-- start of RECORDED INFORMATION --
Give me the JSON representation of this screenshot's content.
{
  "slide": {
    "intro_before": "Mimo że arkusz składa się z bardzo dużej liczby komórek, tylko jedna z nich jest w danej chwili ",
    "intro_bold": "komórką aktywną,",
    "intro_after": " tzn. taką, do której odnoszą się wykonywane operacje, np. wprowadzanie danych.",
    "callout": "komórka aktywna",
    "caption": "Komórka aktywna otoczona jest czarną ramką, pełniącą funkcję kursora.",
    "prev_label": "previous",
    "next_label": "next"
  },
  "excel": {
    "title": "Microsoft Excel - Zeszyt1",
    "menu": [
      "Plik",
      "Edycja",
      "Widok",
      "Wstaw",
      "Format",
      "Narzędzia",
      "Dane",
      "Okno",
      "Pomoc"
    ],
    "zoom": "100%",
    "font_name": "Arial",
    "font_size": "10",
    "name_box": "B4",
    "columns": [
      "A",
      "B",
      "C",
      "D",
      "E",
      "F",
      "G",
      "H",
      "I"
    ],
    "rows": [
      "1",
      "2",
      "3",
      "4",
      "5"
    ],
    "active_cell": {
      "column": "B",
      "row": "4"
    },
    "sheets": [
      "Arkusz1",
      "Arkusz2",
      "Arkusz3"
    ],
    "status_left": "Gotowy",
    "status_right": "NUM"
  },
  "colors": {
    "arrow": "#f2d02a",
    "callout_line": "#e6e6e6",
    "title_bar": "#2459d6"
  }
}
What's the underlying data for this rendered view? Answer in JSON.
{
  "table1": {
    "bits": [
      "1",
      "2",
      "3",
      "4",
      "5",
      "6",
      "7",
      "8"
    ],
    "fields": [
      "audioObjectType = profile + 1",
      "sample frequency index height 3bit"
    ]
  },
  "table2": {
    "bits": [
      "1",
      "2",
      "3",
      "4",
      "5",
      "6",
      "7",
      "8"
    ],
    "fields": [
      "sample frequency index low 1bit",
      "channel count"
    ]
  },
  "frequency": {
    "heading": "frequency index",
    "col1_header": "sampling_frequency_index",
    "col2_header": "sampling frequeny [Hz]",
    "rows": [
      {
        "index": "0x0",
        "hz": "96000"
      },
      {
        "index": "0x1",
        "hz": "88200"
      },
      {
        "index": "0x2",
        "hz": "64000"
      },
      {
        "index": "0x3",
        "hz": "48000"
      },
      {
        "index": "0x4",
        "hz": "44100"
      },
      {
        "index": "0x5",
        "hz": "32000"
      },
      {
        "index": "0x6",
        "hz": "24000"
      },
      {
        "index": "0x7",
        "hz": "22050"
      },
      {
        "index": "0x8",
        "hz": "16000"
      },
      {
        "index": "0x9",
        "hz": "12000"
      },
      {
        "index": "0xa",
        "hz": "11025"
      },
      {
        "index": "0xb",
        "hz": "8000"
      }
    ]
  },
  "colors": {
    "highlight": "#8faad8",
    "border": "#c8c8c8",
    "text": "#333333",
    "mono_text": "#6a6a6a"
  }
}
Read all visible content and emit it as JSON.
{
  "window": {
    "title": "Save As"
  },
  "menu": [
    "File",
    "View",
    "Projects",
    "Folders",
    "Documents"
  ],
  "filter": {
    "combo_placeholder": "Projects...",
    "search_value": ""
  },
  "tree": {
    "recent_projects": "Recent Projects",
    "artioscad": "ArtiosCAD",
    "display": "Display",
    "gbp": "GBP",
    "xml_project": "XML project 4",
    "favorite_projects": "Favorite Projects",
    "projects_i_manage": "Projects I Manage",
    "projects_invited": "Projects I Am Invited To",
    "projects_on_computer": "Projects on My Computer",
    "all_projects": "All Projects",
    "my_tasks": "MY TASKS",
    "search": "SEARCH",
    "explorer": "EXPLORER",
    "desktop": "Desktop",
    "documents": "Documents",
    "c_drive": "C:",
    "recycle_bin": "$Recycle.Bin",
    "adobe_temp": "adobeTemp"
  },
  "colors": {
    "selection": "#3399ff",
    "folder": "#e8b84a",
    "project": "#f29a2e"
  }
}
-- end of RECORDED INFORMATION --
Copy every line in the listing above where the string "content" turns up.

Give me the JSON representation of this screenshot's content.
Read all visible content and emit it as JSON.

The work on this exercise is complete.